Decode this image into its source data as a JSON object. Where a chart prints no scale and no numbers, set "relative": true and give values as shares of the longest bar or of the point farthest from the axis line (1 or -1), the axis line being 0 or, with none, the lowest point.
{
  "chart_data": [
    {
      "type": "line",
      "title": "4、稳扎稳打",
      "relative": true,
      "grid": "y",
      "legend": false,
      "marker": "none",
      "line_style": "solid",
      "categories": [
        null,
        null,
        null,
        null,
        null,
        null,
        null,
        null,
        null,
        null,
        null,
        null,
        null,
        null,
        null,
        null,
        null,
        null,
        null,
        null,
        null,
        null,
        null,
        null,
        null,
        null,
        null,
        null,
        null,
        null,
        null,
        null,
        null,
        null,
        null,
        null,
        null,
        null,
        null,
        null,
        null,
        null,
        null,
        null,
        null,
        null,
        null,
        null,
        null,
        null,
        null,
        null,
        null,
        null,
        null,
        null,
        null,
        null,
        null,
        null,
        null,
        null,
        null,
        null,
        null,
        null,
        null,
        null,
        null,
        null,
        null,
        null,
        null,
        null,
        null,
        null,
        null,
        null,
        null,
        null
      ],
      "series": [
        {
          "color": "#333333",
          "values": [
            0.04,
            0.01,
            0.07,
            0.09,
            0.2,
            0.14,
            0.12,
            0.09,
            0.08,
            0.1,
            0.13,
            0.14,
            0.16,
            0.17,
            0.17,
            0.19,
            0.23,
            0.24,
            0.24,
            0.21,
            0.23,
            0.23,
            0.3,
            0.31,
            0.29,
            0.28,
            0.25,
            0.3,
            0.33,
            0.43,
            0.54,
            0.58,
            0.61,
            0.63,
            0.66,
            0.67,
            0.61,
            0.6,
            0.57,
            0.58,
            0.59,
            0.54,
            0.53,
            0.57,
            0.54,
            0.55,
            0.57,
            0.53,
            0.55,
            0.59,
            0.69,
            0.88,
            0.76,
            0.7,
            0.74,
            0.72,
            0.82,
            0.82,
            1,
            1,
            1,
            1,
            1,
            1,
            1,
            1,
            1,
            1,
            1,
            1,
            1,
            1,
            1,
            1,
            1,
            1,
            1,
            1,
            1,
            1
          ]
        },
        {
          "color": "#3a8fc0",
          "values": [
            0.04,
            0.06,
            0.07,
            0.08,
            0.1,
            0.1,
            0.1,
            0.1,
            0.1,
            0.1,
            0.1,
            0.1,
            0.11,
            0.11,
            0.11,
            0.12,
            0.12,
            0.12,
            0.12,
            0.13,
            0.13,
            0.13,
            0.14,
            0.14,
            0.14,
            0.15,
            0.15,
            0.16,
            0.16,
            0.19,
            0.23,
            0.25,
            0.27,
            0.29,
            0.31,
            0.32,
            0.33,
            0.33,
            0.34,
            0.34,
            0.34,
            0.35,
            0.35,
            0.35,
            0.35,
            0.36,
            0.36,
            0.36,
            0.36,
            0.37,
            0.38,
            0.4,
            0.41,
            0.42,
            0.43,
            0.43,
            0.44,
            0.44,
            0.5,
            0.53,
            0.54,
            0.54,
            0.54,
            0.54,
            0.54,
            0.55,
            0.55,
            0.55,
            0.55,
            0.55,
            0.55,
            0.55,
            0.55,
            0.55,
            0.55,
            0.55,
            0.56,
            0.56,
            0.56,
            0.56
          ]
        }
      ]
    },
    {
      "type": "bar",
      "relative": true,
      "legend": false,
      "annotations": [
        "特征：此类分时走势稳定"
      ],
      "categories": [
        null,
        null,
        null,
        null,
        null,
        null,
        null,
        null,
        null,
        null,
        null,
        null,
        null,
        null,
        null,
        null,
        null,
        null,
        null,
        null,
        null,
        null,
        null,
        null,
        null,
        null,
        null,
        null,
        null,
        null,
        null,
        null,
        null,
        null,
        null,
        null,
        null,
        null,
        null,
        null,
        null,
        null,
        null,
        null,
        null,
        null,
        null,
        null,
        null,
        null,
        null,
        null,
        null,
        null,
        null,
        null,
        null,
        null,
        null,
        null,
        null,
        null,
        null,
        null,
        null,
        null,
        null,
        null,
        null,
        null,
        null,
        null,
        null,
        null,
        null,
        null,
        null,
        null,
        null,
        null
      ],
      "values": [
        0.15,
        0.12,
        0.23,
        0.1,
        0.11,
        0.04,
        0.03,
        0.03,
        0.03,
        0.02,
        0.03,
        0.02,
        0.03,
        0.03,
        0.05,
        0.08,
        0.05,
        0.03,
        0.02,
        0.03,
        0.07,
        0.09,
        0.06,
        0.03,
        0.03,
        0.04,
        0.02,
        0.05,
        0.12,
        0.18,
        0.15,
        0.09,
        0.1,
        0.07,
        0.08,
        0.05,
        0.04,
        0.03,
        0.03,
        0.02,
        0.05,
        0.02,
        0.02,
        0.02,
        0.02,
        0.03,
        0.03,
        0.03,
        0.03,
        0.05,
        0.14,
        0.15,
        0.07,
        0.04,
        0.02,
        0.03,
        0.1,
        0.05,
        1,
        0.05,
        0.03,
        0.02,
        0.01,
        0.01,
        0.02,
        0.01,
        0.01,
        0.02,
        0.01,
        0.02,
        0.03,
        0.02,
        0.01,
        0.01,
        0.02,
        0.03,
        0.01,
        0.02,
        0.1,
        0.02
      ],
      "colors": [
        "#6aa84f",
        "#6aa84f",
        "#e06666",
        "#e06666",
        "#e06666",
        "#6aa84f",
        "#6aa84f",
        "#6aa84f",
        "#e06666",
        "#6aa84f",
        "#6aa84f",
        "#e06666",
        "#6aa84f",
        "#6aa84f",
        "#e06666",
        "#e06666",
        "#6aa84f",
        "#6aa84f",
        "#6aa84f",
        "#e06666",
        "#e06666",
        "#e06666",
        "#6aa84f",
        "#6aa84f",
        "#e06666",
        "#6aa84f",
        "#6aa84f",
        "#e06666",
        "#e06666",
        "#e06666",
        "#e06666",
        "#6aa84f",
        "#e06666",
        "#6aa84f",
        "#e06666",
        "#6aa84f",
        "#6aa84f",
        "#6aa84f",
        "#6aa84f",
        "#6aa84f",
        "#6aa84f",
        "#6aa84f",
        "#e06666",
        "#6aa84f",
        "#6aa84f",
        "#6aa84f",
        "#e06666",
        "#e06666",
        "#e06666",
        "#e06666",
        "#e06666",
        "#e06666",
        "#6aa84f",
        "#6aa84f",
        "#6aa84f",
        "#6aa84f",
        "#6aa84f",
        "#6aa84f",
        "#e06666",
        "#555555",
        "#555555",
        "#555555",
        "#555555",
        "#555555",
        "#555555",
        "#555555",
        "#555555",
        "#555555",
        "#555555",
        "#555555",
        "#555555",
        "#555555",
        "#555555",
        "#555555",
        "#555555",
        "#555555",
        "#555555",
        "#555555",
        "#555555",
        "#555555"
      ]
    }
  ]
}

==*==

EXERCISE DIRECTIONS:
Restate the whole listing exactly.

ANSWER TO THIS TASK:
Decode this image into its source data as a JSON object. Where a chart prints no scale and no numbers, set "relative": true and give values as shares of the longest bar or of the point farthest from the axis line (1 or -1), the axis line being 0 or, with none, the lowest point.
{
  "chart_data": [
    {
      "type": "line",
      "title": "4、稳扎稳打",
      "relative": true,
      "grid": "y",
      "legend": false,
      "marker": "none",
      "line_style": "solid",
      "categories": [
        null,
        null,
        null,
        null,
        null,
        null,
        null,
        null,
        null,
        null,
        null,
        null,
        null,
        null,
        null,
        null,
        null,
        null,
        null,
        null,
        null,
        null,
        null,
        null,
        null,
        null,
        null,
        null,
        null,
        null,
        null,
        null,
        null,
        null,
        null,
        null,
        null,
        null,
        null,
        null,
        null,
        null,
        null,
        null,
        null,
        null,
        null,
        null,
        null,
        null,
        null,
        null,
        null,
        null,
        null,
        null,
        null,
        null,
        null,
        null,
        null,
        null,
        null,
        null,
        null,
        null,
        null,
        null,
        null,
        null,
        null,
        null,
        null,
        null,
        null,
        null,
        null,
        null,
        null,
        null
      ],
      "series": [
        {
          "color": "#333333",
          "values": [
            0.04,
            0.01,
            0.07,
            0.09,
            0.2,
            0.14,
            0.12,
            0.09,
            0.08,
            0.1,
            0.13,
            0.14,
            0.16,
            0.17,
            0.17,
            0.19,
            0.23,
            0.24,
            0.24,
            0.21,
            0.23,
            0.23,
            0.3,
            0.31,
            0.29,
            0.28,
            0.25,
            0.3,
            0.33,
            0.43,
            0.54,
            0.58,
            0.61,
            0.63,
            0.66,
            0.67,
            0.61,
            0.6,
            0.57,
            0.58,
            0.59,
            0.54,
            0.53,
            0.57,
            0.54,
            0.55,
            0.57,
            0.53,
            0.55,
            0.59,
            0.69,
            0.88,
            0.76,
            0.7,
            0.74,
            0.72,
            0.82,
            0.82,
            1,
            1,
            1,
            1,
            1,
            1,
            1,
            1,
            1,
            1,
            1,
            1,
            1,
            1,
            1,
            1,
            1,
            1,
            1,
            1,
            1,
            1
          ]
        },
        {
          "color": "#3a8fc0",
          "values": [
            0.04,
            0.06,
            0.07,
            0.08,
            0.1,
            0.1,
            0.1,
            0.1,
            0.1,
            0.1,
            0.1,
            0.1,
            0.11,
            0.11,
            0.11,
            0.12,
            0.12,
            0.12,
            0.12,
            0.13,
            0.13,
            0.13,
            0.14,
            0.14,
            0.14,
            0.15,
            0.15,
            0.16,
            0.16,
            0.19,
            0.23,
            0.25,
            0.27,
            0.29,
            0.31,
            0.32,
            0.33,
            0.33,
            0.34,
            0.34,
            0.34,
            0.35,
            0.35,
            0.35,
            0.35,
            0.36,
            0.36,
            0.36,
            0.36,
            0.37,
            0.38,
            0.4,
            0.41,
            0.42,
            0.43,
            0.43,
            0.44,
            0.44,
            0.5,
            0.53,
            0.54,
            0.54,
            0.54,
            0.54,
            0.54,
            0.55,
            0.55,
            0.55,
            0.55,
            0.55,
            0.55,
            0.55,
            0.55,
            0.55,
            0.55,
            0.55,
            0.56,
            0.56,
            0.56,
            0.56
          ]
        }
      ]
    },
    {
      "type": "bar",
      "relative": true,
      "legend": false,
      "annotations": [
        "特征：此类分时走势稳定"
      ],
      "categories": [
        null,
        null,
        null,
        null,
        null,
        null,
        null,
        null,
        null,
        null,
        null,
        null,
        null,
        null,
        null,
        null,
        null,
        null,
        null,
        null,
        null,
        null,
        null,
        null,
        null,
        null,
        null,
        null,
        null,
        null,
        null,
        null,
        null,
        null,
        null,
        null,
        null,
        null,
        null,
        null,
        null,
        null,
        null,
        null,
        null,
        null,
        null,
        null,
        null,
        null,
        null,
        null,
        null,
        null,
        null,
        null,
        null,
        null,
        null,
        null,
        null,
        null,
        null,
        null,
        null,
        null,
        null,
        null,
        null,
        null,
        null,
        null,
        null,
        null,
        null,
        null,
        null,
        null,
        null,
        null
      ],
      "values": [
        0.15,
        0.12,
        0.23,
        0.1,
        0.11,
        0.04,
        0.03,
        0.03,
        0.03,
        0.02,
        0.03,
        0.02,
        0.03,
        0.03,
        0.05,
        0.08,
        0.05,
        0.03,
        0.02,
        0.03,
        0.07,
        0.09,
        0.06,
        0.03,
        0.03,
        0.04,
        0.02,
        0.05,
        0.12,
        0.18,
        0.15,
        0.09,
        0.1,
        0.07,
        0.08,
        0.05,
        0.04,
        0.03,
        0.03,
        0.02,
        0.05,
        0.02,
        0.02,
        0.02,
        0.02,
        0.03,
        0.03,
        0.03,
        0.03,
        0.05,
        0.14,
        0.15,
        0.07,
        0.04,
        0.02,
        0.03,
        0.1,
        0.05,
        1,
        0.05,
        0.03,
        0.02,
        0.01,
        0.01,
        0.02,
        0.01,
        0.01,
        0.02,
        0.01,
        0.02,
        0.03,
        0.02,
        0.01,
        0.01,
        0.02,
        0.03,
        0.01,
        0.02,
        0.1,
        0.02
      ],
      "colors": [
        "#6aa84f",
        "#6aa84f",
        "#e06666",
        "#e06666",
        "#e06666",
        "#6aa84f",
        "#6aa84f",
        "#6aa84f",
        "#e06666",
        "#6aa84f",
        "#6aa84f",
        "#e06666",
        "#6aa84f",
        "#6aa84f",
        "#e06666",
        "#e06666",
        "#6aa84f",
        "#6aa84f",
        "#6aa84f",
        "#e06666",
        "#e06666",
        "#e06666",
        "#6aa84f",
        "#6aa84f",
        "#e06666",
        "#6aa84f",
        "#6aa84f",
        "#e06666",
        "#e06666",
        "#e06666",
        "#e06666",
        "#6aa84f",
        "#e06666",
        "#6aa84f",
        "#e06666",
        "#6aa84f",
        "#6aa84f",
        "#6aa84f",
        "#6aa84f",
        "#6aa84f",
        "#6aa84f",
        "#6aa84f",
        "#e06666",
        "#6aa84f",
        "#6aa84f",
        "#6aa84f",
        "#e06666",
        "#e06666",
        "#e06666",
        "#e06666",
        "#e06666",
        "#e06666",
        "#6aa84f",
        "#6aa84f",
        "#6aa84f",
        "#6aa84f",
        "#6aa84f",
        "#6aa84f",
        "#e06666",
        "#555555",
        "#555555",
        "#555555",
        "#555555",
        "#555555",
        "#555555",
        "#555555",
        "#555555",
        "#555555",
        "#555555",
        "#555555",
        "#555555",
        "#555555",
        "#555555",
        "#555555",
        "#555555",
        "#555555",
        "#555555",
        "#555555",
        "#555555",
        "#555555"
      ]
    }
  ]
}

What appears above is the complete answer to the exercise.